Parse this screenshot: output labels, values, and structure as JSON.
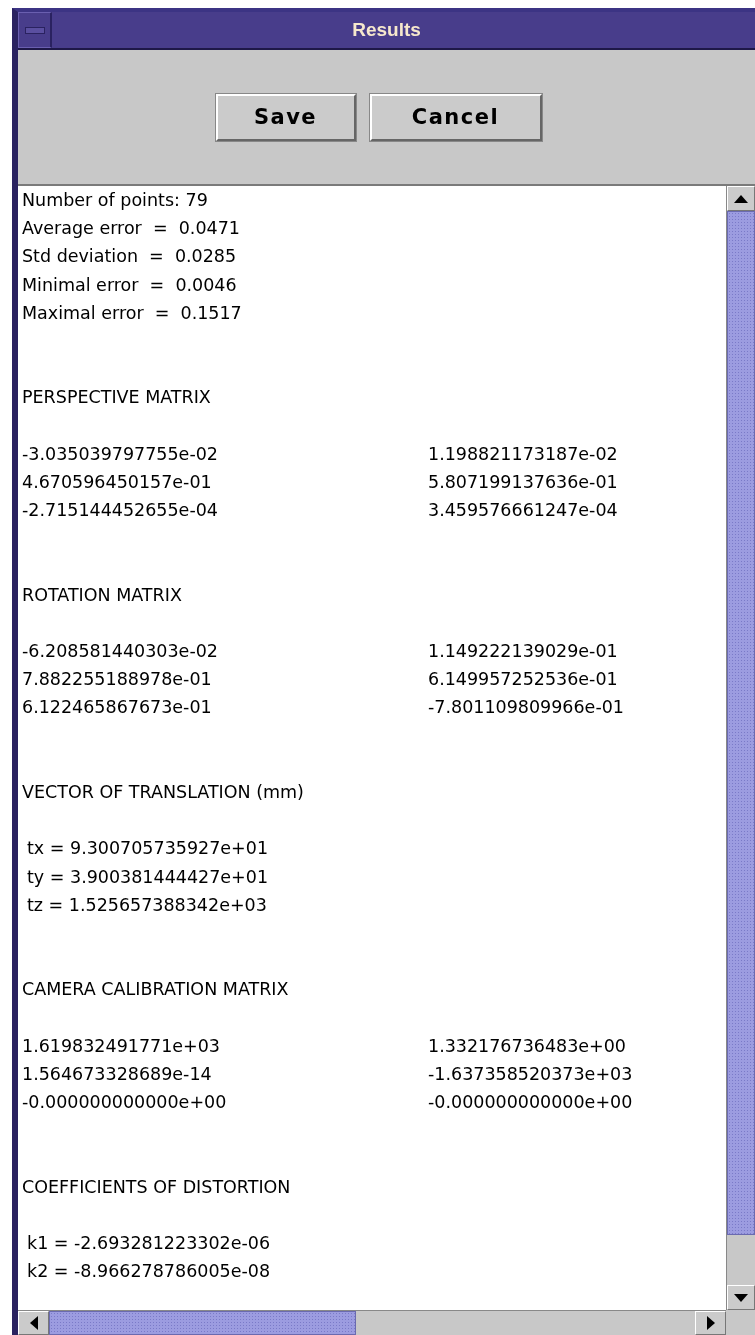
{
  "window": {
    "title": "Results"
  },
  "buttons": [
    {
      "label": "Save"
    },
    {
      "label": "Cancel"
    }
  ],
  "stats": [
    "Number of points: 79",
    "Average error  =  0.0471",
    "Std deviation  =  0.0285",
    "Minimal error  =  0.0046",
    "Maximal error  =  0.1517"
  ],
  "sections": [
    {
      "kind": "matrix",
      "title": "PERSPECTIVE MATRIX",
      "rows": [
        [
          "-3.035039797755e-02",
          "1.198821173187e-02"
        ],
        [
          "4.670596450157e-01",
          "5.807199137636e-01"
        ],
        [
          "-2.715144452655e-04",
          "3.459576661247e-04"
        ]
      ]
    },
    {
      "kind": "matrix",
      "title": "ROTATION MATRIX",
      "rows": [
        [
          "-6.208581440303e-02",
          "1.149222139029e-01"
        ],
        [
          "7.882255188978e-01",
          "6.149957252536e-01"
        ],
        [
          "6.122465867673e-01",
          "-7.801109809966e-01"
        ]
      ]
    },
    {
      "kind": "list",
      "title": "VECTOR OF TRANSLATION (mm)",
      "rows": [
        "tx = 9.300705735927e+01",
        "ty = 3.900381444427e+01",
        "tz = 1.525657388342e+03"
      ]
    },
    {
      "kind": "matrix",
      "title": "CAMERA CALIBRATION MATRIX",
      "rows": [
        [
          "1.619832491771e+03",
          "1.332176736483e+00"
        ],
        [
          "1.564673328689e-14",
          "-1.637358520373e+03"
        ],
        [
          "-0.000000000000e+00",
          "-0.000000000000e+00"
        ]
      ]
    },
    {
      "kind": "list",
      "title": "COEFFICIENTS OF DISTORTION",
      "rows": [
        "k1 = -2.693281223302e-06",
        "k2 = -8.966278786005e-08"
      ]
    }
  ]
}
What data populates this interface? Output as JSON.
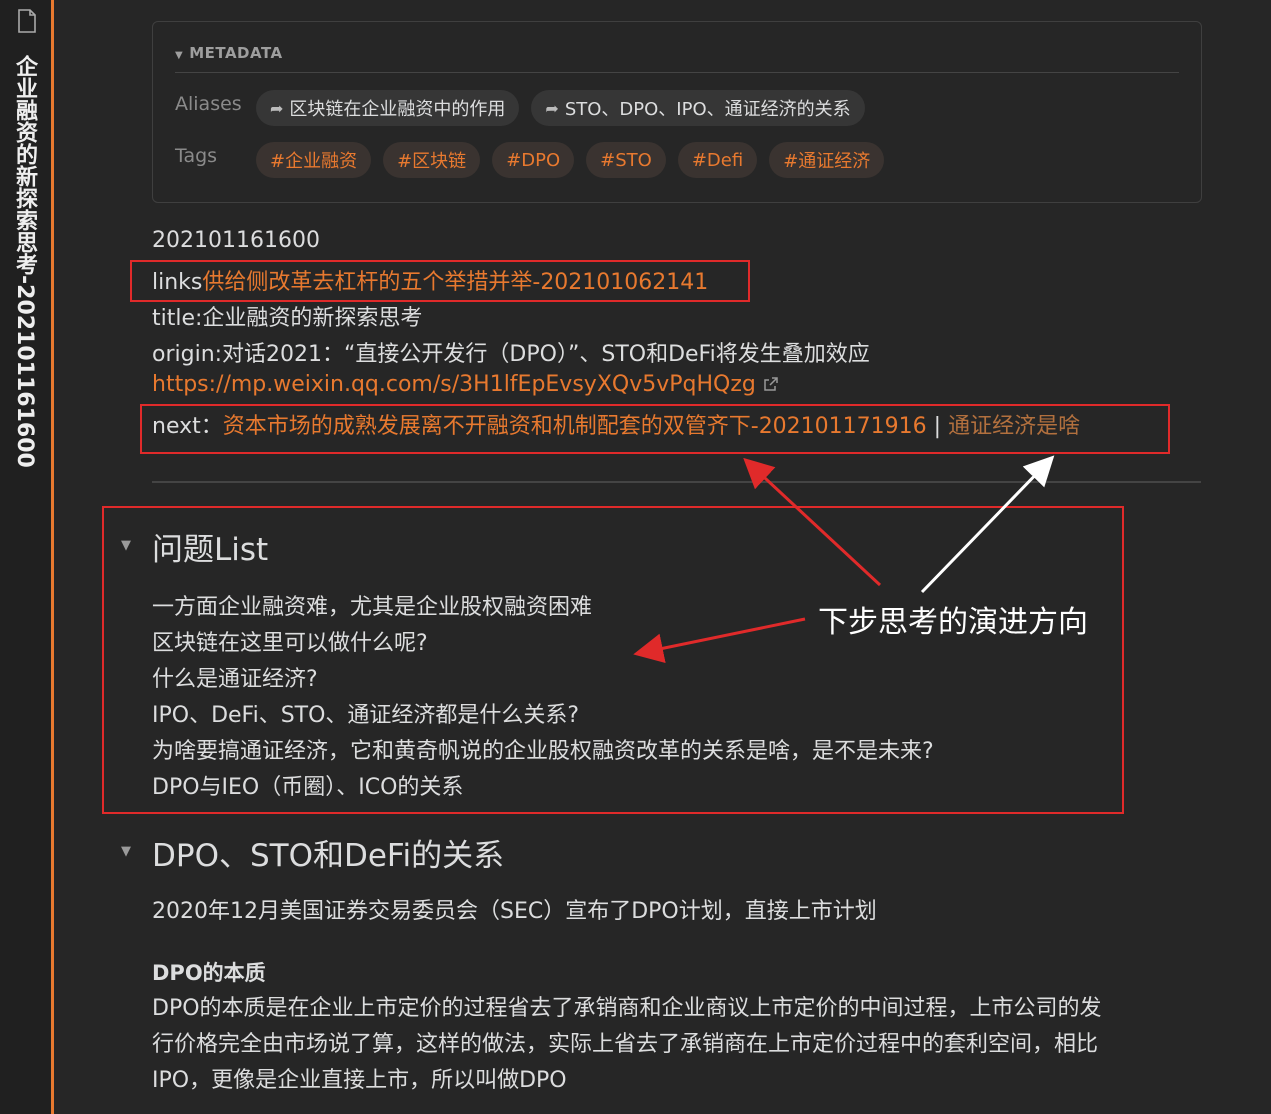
{
  "sidebar": {
    "vertical_title": "企业融资的新探索思考-202101161600"
  },
  "metadata": {
    "heading": "METADATA",
    "aliases_label": "Aliases",
    "aliases": [
      "区块链在企业融资中的作用",
      "STO、DPO、IPO、通证经济的关系"
    ],
    "tags_label": "Tags",
    "tags": [
      "#企业融资",
      "#区块链",
      "#DPO",
      "#STO",
      "#Defi",
      "#通证经济"
    ]
  },
  "header_lines": {
    "id": "202101161600",
    "links_prefix": "links",
    "links_target": "供给侧改革去杠杆的五个举措并举-202101062141",
    "title_line": "title:企业融资的新探索思考",
    "origin_line": "origin:对话2021：“直接公开发行（DPO）”、STO和DeFi将发生叠加效应",
    "url": "https://mp.weixin.qq.com/s/3H1lfEpEvsyXQv5vPqHQzg",
    "next_prefix": "next：",
    "next_link": "资本市场的成熟发展离不开融资和机制配套的双管齐下-202101171916",
    "next_separator": "|",
    "next_link2": "通证经济是啥"
  },
  "section1": {
    "heading": "问题List",
    "items": [
      "一方面企业融资难，尤其是企业股权融资困难",
      "区块链在这里可以做什么呢?",
      "什么是通证经济?",
      "IPO、DeFi、STO、通证经济都是什么关系?",
      "为啥要搞通证经济，它和黄奇帆说的企业股权融资改革的关系是啥，是不是未来?",
      "DPO与IEO（币圈）、ICO的关系"
    ]
  },
  "annotation": {
    "text": "下步思考的演进方向"
  },
  "section2": {
    "heading": "DPO、STO和DeFi的关系",
    "para1": "2020年12月美国证券交易委员会（SEC）宣布了DPO计划，直接上市计划",
    "bold_heading": "DPO的本质",
    "para2_lines": [
      "DPO的本质是在企业上市定价的过程省去了承销商和企业商议上市定价的中间过程，上市公司的发",
      "行价格完全由市场说了算，这样的做法，实际上省去了承销商在上市定价过程中的套利空间，相比",
      "IPO，更像是企业直接上市，所以叫做DPO"
    ]
  },
  "colors": {
    "accent": "#e8792f",
    "annotation_box": "#e02a2a",
    "background": "#262626"
  }
}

=-=-=-=-=

Quote the material exactly. Pictures stay out.

Parse this screenshot: output labels, values, and structure as JSON.
{
  "window": {
    "title": "Results"
  },
  "buttons": [
    {
      "label": "Save"
    },
    {
      "label": "Cancel"
    }
  ],
  "stats": [
    "Number of points: 79",
    "Average error  =  0.0471",
    "Std deviation  =  0.0285",
    "Minimal error  =  0.0046",
    "Maximal error  =  0.1517"
  ],
  "sections": [
    {
      "kind": "matrix",
      "title": "PERSPECTIVE MATRIX",
      "rows": [
        [
          "-3.035039797755e-02",
          "1.198821173187e-02"
        ],
        [
          "4.670596450157e-01",
          "5.807199137636e-01"
        ],
        [
          "-2.715144452655e-04",
          "3.459576661247e-04"
        ]
      ]
    },
    {
      "kind": "matrix",
      "title": "ROTATION MATRIX",
      "rows": [
        [
          "-6.208581440303e-02",
          "1.149222139029e-01"
        ],
        [
          "7.882255188978e-01",
          "6.149957252536e-01"
        ],
        [
          "6.122465867673e-01",
          "-7.801109809966e-01"
        ]
      ]
    },
    {
      "kind": "list",
      "title": "VECTOR OF TRANSLATION (mm)",
      "rows": [
        "tx = 9.300705735927e+01",
        "ty = 3.900381444427e+01",
        "tz = 1.525657388342e+03"
      ]
    },
    {
      "kind": "matrix",
      "title": "CAMERA CALIBRATION MATRIX",
      "rows": [
        [
          "1.619832491771e+03",
          "1.332176736483e+00"
        ],
        [
          "1.564673328689e-14",
          "-1.637358520373e+03"
        ],
        [
          "-0.000000000000e+00",
          "-0.000000000000e+00"
        ]
      ]
    },
    {
      "kind": "list",
      "title": "COEFFICIENTS OF DISTORTION",
      "rows": [
        "k1 = -2.693281223302e-06",
        "k2 = -8.966278786005e-08"
      ]
    }
  ]
}
What data populates this interface? Output as JSON.
{
  "sidebar": {
    "vertical_title": "企业融资的新探索思考-202101161600"
  },
  "metadata": {
    "heading": "METADATA",
    "aliases_label": "Aliases",
    "aliases": [
      "区块链在企业融资中的作用",
      "STO、DPO、IPO、通证经济的关系"
    ],
    "tags_label": "Tags",
    "tags": [
      "#企业融资",
      "#区块链",
      "#DPO",
      "#STO",
      "#Defi",
      "#通证经济"
    ]
  },
  "header_lines": {
    "id": "202101161600",
    "links_prefix": "links",
    "links_target": "供给侧改革去杠杆的五个举措并举-202101062141",
    "title_line": "title:企业融资的新探索思考",
    "origin_line": "origin:对话2021：“直接公开发行（DPO）”、STO和DeFi将发生叠加效应",
    "url": "https://mp.weixin.qq.com/s/3H1lfEpEvsyXQv5vPqHQzg",
    "next_prefix": "next：",
    "next_link": "资本市场的成熟发展离不开融资和机制配套的双管齐下-202101171916",
    "next_separator": "|",
    "next_link2": "通证经济是啥"
  },
  "section1": {
    "heading": "问题List",
    "items": [
      "一方面企业融资难，尤其是企业股权融资困难",
      "区块链在这里可以做什么呢?",
      "什么是通证经济?",
      "IPO、DeFi、STO、通证经济都是什么关系?",
      "为啥要搞通证经济，它和黄奇帆说的企业股权融资改革的关系是啥，是不是未来?",
      "DPO与IEO（币圈）、ICO的关系"
    ]
  },
  "annotation": {
    "text": "下步思考的演进方向"
  },
  "section2": {
    "heading": "DPO、STO和DeFi的关系",
    "para1": "2020年12月美国证券交易委员会（SEC）宣布了DPO计划，直接上市计划",
    "bold_heading": "DPO的本质",
    "para2_lines": [
      "DPO的本质是在企业上市定价的过程省去了承销商和企业商议上市定价的中间过程，上市公司的发",
      "行价格完全由市场说了算，这样的做法，实际上省去了承销商在上市定价过程中的套利空间，相比",
      "IPO，更像是企业直接上市，所以叫做DPO"
    ]
  },
  "colors": {
    "accent": "#e8792f",
    "annotation_box": "#e02a2a",
    "background": "#262626"
  }
}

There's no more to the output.